### Given problem
Output each line of the records as one string in a JSON list, omitting blank lines and leaving out the pictures.

··· Supplied records

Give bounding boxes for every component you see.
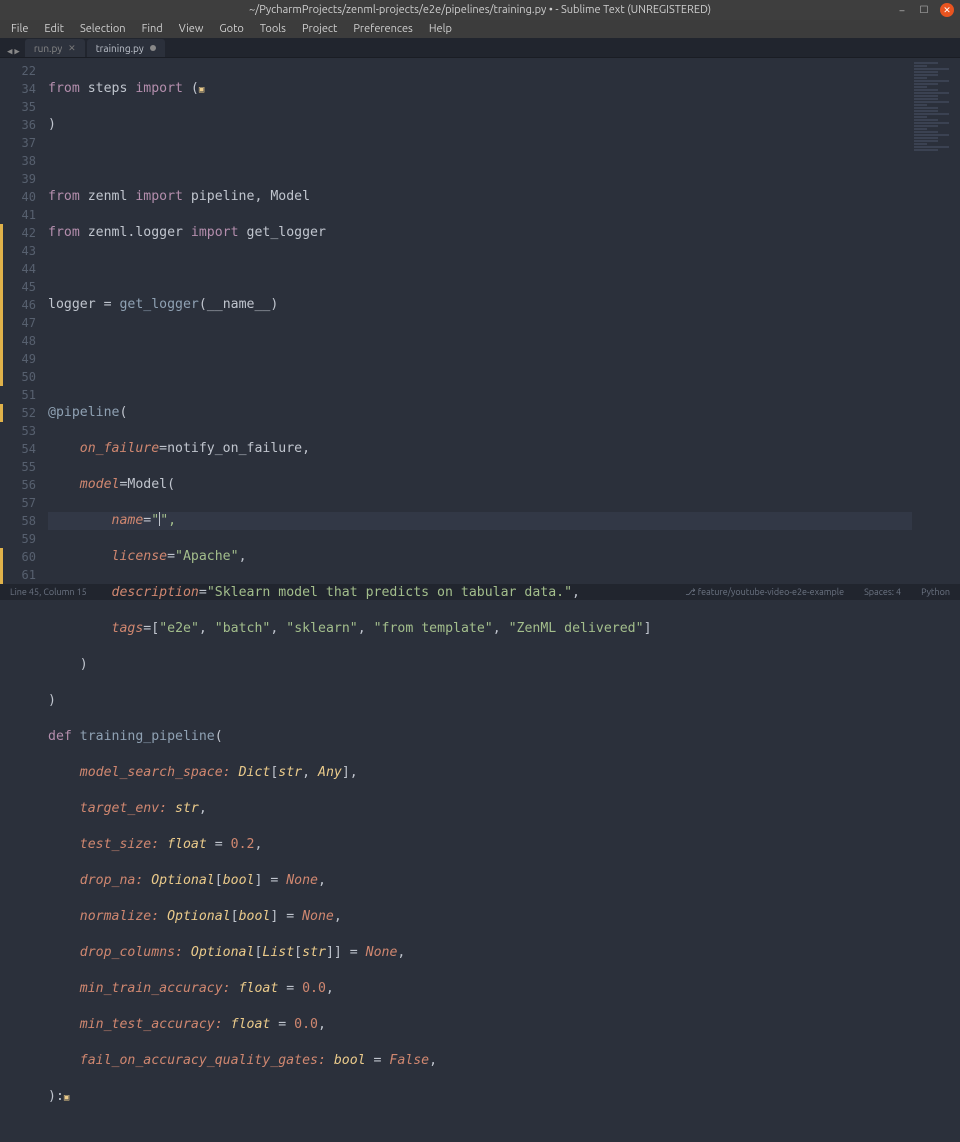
line-number[interactable]: 51: [0, 386, 44, 404]
line-number[interactable]: 54: [0, 440, 44, 458]
line-number[interactable]: 44: [0, 260, 44, 278]
line-number[interactable]: 49: [0, 350, 44, 368]
line-number[interactable]: 37: [0, 134, 44, 152]
window-title: ~/PycharmProjects/zenml-projects/e2e/pip…: [249, 4, 711, 16]
maximize-button[interactable]: ☐: [918, 4, 930, 16]
tab-close-icon[interactable]: ✕: [68, 43, 76, 54]
code-area[interactable]: from steps import (▣ ) from zenml import…: [44, 58, 960, 584]
line-number[interactable]: 61: [0, 566, 44, 584]
code-line: min_test_accuracy: float = 0.0,: [48, 1016, 960, 1034]
line-number[interactable]: 52: [0, 404, 44, 422]
line-number[interactable]: 48: [0, 332, 44, 350]
line-number[interactable]: 47: [0, 314, 44, 332]
line-number[interactable]: 59: [0, 530, 44, 548]
line-number[interactable]: 55: [0, 458, 44, 476]
line-number[interactable]: 36: [0, 116, 44, 134]
tab-strip: ◀ ▶ run.py ✕ training.py: [0, 38, 960, 58]
line-number[interactable]: 56: [0, 476, 44, 494]
editor: 22 34 35 36 37 38 39 40 41 42 43 44 45 4…: [0, 58, 960, 584]
minimap[interactable]: [912, 58, 960, 584]
code-line: from zenml.logger import get_logger: [48, 224, 960, 242]
close-button[interactable]: ✕: [940, 3, 954, 17]
menu-view[interactable]: View: [172, 21, 211, 37]
code-line: [48, 368, 960, 386]
line-number[interactable]: 57: [0, 494, 44, 512]
menu-goto[interactable]: Goto: [212, 21, 250, 37]
code-line: model_search_space: Dict[str, Any],: [48, 764, 960, 782]
minimize-button[interactable]: –: [896, 4, 908, 16]
line-number[interactable]: 42: [0, 224, 44, 242]
code-line-current: name="",: [48, 512, 960, 530]
menu-file[interactable]: File: [4, 21, 35, 37]
line-number[interactable]: 34: [0, 80, 44, 98]
tab-run-py[interactable]: run.py ✕: [25, 39, 85, 57]
line-number[interactable]: 38: [0, 152, 44, 170]
code-line: [48, 152, 960, 170]
code-line: fail_on_accuracy_quality_gates: bool = F…: [48, 1052, 960, 1070]
code-line: @pipeline(: [48, 404, 960, 422]
code-line: ): [48, 692, 960, 710]
code-line: min_train_accuracy: float = 0.0,: [48, 980, 960, 998]
code-line: [48, 260, 960, 278]
code-line: on_failure=notify_on_failure,: [48, 440, 960, 458]
tab-label: run.py: [34, 43, 62, 54]
tab-training-py[interactable]: training.py: [87, 39, 165, 57]
code-line: license="Apache",: [48, 548, 960, 566]
code-line: normalize: Optional[bool] = None,: [48, 908, 960, 926]
line-number[interactable]: 43: [0, 242, 44, 260]
line-number[interactable]: 45: [0, 278, 44, 296]
line-number[interactable]: 39: [0, 170, 44, 188]
line-number[interactable]: 35: [0, 98, 44, 116]
line-number[interactable]: 58: [0, 512, 44, 530]
window-controls: – ☐ ✕: [896, 3, 954, 17]
menu-edit[interactable]: Edit: [37, 21, 71, 37]
code-line: model=Model(: [48, 476, 960, 494]
menu-help[interactable]: Help: [422, 21, 459, 37]
window-titlebar: ~/PycharmProjects/zenml-projects/e2e/pip…: [0, 0, 960, 20]
line-number[interactable]: 50: [0, 368, 44, 386]
tab-back-icon[interactable]: ◀: [7, 47, 12, 57]
code-line: def training_pipeline(: [48, 728, 960, 746]
tab-label: training.py: [96, 43, 144, 54]
code-line: description="Sklearn model that predicts…: [48, 584, 960, 602]
line-number[interactable]: 40: [0, 188, 44, 206]
menu-find[interactable]: Find: [135, 21, 170, 37]
code-line: ): [48, 656, 960, 674]
line-number[interactable]: 53: [0, 422, 44, 440]
line-number[interactable]: 41: [0, 206, 44, 224]
code-line: from zenml import pipeline, Model: [48, 188, 960, 206]
code-line: from steps import (▣: [48, 80, 960, 98]
code-line: drop_na: Optional[bool] = None,: [48, 872, 960, 890]
menu-tools[interactable]: Tools: [253, 21, 293, 37]
tab-nav: ◀ ▶: [2, 47, 25, 57]
code-line: target_env: str,: [48, 800, 960, 818]
code-line: ): [48, 116, 960, 134]
fold-icon[interactable]: ▣: [64, 1093, 69, 1103]
code-line: drop_columns: Optional[List[str]] = None…: [48, 944, 960, 962]
code-line: test_size: float = 0.2,: [48, 836, 960, 854]
menu-project[interactable]: Project: [295, 21, 344, 37]
tab-forward-icon[interactable]: ▶: [14, 47, 19, 57]
gutter[interactable]: 22 34 35 36 37 38 39 40 41 42 43 44 45 4…: [0, 58, 44, 584]
code-line: ):▣: [48, 1088, 960, 1106]
line-number[interactable]: 22: [0, 62, 44, 80]
code-line: logger = get_logger(__name__): [48, 296, 960, 314]
line-number[interactable]: 46: [0, 296, 44, 314]
menu-bar: File Edit Selection Find View Goto Tools…: [0, 20, 960, 38]
code-line: [48, 332, 960, 350]
fold-icon[interactable]: ▣: [199, 85, 204, 95]
menu-selection[interactable]: Selection: [73, 21, 133, 37]
code-line: tags=["e2e", "batch", "sklearn", "from t…: [48, 620, 960, 638]
menu-preferences[interactable]: Preferences: [346, 21, 420, 37]
line-number[interactable]: 60: [0, 548, 44, 566]
tab-dirty-icon: [150, 45, 156, 51]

······

### Solution to the exercise
[
  "Give bounding boxes for every component you see.",
  "line-number[interactable]: 51: [0, 386, 44, 404]",
  "line-number[interactable]: 54: [0, 440, 44, 458]",
  "line-number[interactable]: 44: [0, 260, 44, 278]",
  "line-number[interactable]: 49: [0, 350, 44, 368]",
  "line-number[interactable]: 37: [0, 134, 44, 152]",
  "window-title: ~/PycharmProjects/zenml-projects/e2e/pip…: [249, 4, 711, 16]",
  "maximize-button[interactable]: ☐: [918, 4, 930, 16]",
  "tab-close-icon[interactable]: ✕: [68, 43, 76, 54]",
  "code-area[interactable]: from steps import (▣ ) from zenml import…: [44, 58, 960, 584]",
  "line-number[interactable]: 61: [0, 566, 44, 584]",
  "code-line: min_test_accuracy: float = 0.0,: [48, 1016, 960, 1034]",
  "line-number[interactable]: 52: [0, 404, 44, 422]",
  "line-number[interactable]: 48: [0, 332, 44, 350]",
  "line-number[interactable]: 47: [0, 314, 44, 332]",
  "line-number[interactable]: 59: [0, 530, 44, 548]",
  "line-number[interactable]: 55: [0, 458, 44, 476]",
  "line-number[interactable]: 36: [0, 116, 44, 134]",
  "tab-strip: ◀ ▶ run.py ✕ training.py: [0, 38, 960, 58]",
  "line-number[interactable]: 56: [0, 476, 44, 494]",
  "editor: 22 34 35 36 37 38 39 40 41 42 43 44 45 4…: [0, 58, 960, 584]",
  "minimap[interactable]: [912, 58, 960, 584]",
  "code-line: from zenml.logger import get_logger: [48, 224, 960, 242]",
  "close-button[interactable]: ✕: [940, 3, 954, 17]",
  "menu-view[interactable]: View: [172, 21, 211, 37]",
  "code-line: [48, 368, 960, 386]",
  "line-number[interactable]: 57: [0, 494, 44, 512]",
  "menu-goto[interactable]: Goto: [212, 21, 250, 37]",
  "code-line: model_search_space: Dict[str, Any],: [48, 764, 960, 782]",
  "minimize-button[interactable]: –: [896, 4, 908, 16]",
  "line-number[interactable]: 42: [0, 224, 44, 242]",
  "code-line-current: name=\"\",: [48, 512, 960, 530]",
  "menu-file[interactable]: File: [4, 21, 35, 37]",
  "line-number[interactable]: 34: [0, 80, 44, 98]",
  "tab-run-py[interactable]: run.py ✕: [25, 39, 85, 57]",
  "line-number[interactable]: 38: [0, 152, 44, 170]",
  "code-line: [48, 152, 960, 170]",
  "code-line: fail_on_accuracy_quality_gates: bool = F…: [48, 1052, 960, 1070]",
  "code-line: @pipeline(: [48, 404, 960, 422]",
  "code-line: ): [48, 692, 960, 710]",
  "code-line: min_train_accuracy: float = 0.0,: [48, 980, 960, 998]",
  "code-line: [48, 260, 960, 278]",
  "code-line: on_failure=notify_on_failure,: [48, 440, 960, 458]",
  "tab-label: run.py: [34, 43, 62, 54]",
  "tab-training-py[interactable]: training.py: [87, 39, 165, 57]",
  "code-line: license=\"Apache\",: [48, 548, 960, 566]",
  "code-line: normalize: Optional[bool] = None,: [48, 908, 960, 926]",
  "line-number[interactable]: 43: [0, 242, 44, 260]",
  "line-number[interactable]: 45: [0, 278, 44, 296]",
  "line-number[interactable]: 39: [0, 170, 44, 188]",
  "line-number[interactable]: 35: [0, 98, 44, 116]",
  "line-number[interactable]: 58: [0, 512, 44, 530]",
  "window-controls: – ☐ ✕: [896, 3, 954, 17]",
  "menu-edit[interactable]: Edit: [37, 21, 71, 37]",
  "code-line: model=Model(: [48, 476, 960, 494]",
  "menu-help[interactable]: Help: [422, 21, 459, 37]",
  "window-titlebar: ~/PycharmProjects/zenml-projects/e2e/pip…: [0, 0, 960, 20]",
  "line-number[interactable]: 50: [0, 368, 44, 386]",
  "tab-back-icon[interactable]: ◀: [7, 47, 12, 57]",
  "code-line: def training_pipeline(: [48, 728, 960, 746]",
  "tab-label: training.py: [96, 43, 144, 54]",
  "code-line: description=\"Sklearn model that predicts…: [48, 584, 960, 602]",
  "line-number[interactable]: 40: [0, 188, 44, 206]",
  "menu-find[interactable]: Find: [135, 21, 170, 37]",
  "code-line: ): [48, 656, 960, 674]",
  "line-number[interactable]: 53: [0, 422, 44, 440]",
  "line-number[interactable]: 41: [0, 206, 44, 224]",
  "code-line: from zenml import pipeline, Model: [48, 188, 960, 206]",
  "code-line: from steps import (▣: [48, 80, 960, 98]",
  "code-line: drop_na: Optional[bool] = None,: [48, 872, 960, 890]",
  "menu-tools[interactable]: Tools: [253, 21, 293, 37]",
  "tab-nav: ◀ ▶: [2, 47, 25, 57]",
  "code-line: target_env: str,: [48, 800, 960, 818]",
  "code-line: ): [48, 116, 960, 134]",
  "fold-icon[interactable]: ▣: [64, 1093, 69, 1103]",
  "code-line: drop_columns: Optional[List[str]] = None…: [48, 944, 960, 962]",
  "code-line: test_size: float = 0.2,: [48, 836, 960, 854]",
  "menu-project[interactable]: Project: [295, 21, 344, 37]",
  "tab-forward-icon[interactable]: ▶: [14, 47, 19, 57]",
  "gutter[interactable]: 22 34 35 36 37 38 39 40 41 42 43 44 45 4…: [0, 58, 44, 584]",
  "code-line: ):▣: [48, 1088, 960, 1106]",
  "line-number[interactable]: 22: [0, 62, 44, 80]",
  "code-line: logger = get_logger(__name__): [48, 296, 960, 314]",
  "line-number[interactable]: 46: [0, 296, 44, 314]",
  "menu-bar: File Edit Selection Find View Goto Tools…: [0, 20, 960, 38]",
  "code-line: [48, 332, 960, 350]",
  "fold-icon[interactable]: ▣: [199, 85, 204, 95]",
  "menu-selection[interactable]: Selection: [73, 21, 133, 37]",
  "code-line: tags=[\"e2e\", \"batch\", \"sklearn\", \"from t…: [48, 620, 960, 638]",
  "menu-preferences[interactable]: Preferences: [346, 21, 420, 37]",
  "line-number[interactable]: 60: [0, 548, 44, 566]",
  "tab-dirty-icon: [150, 45, 156, 51]"
]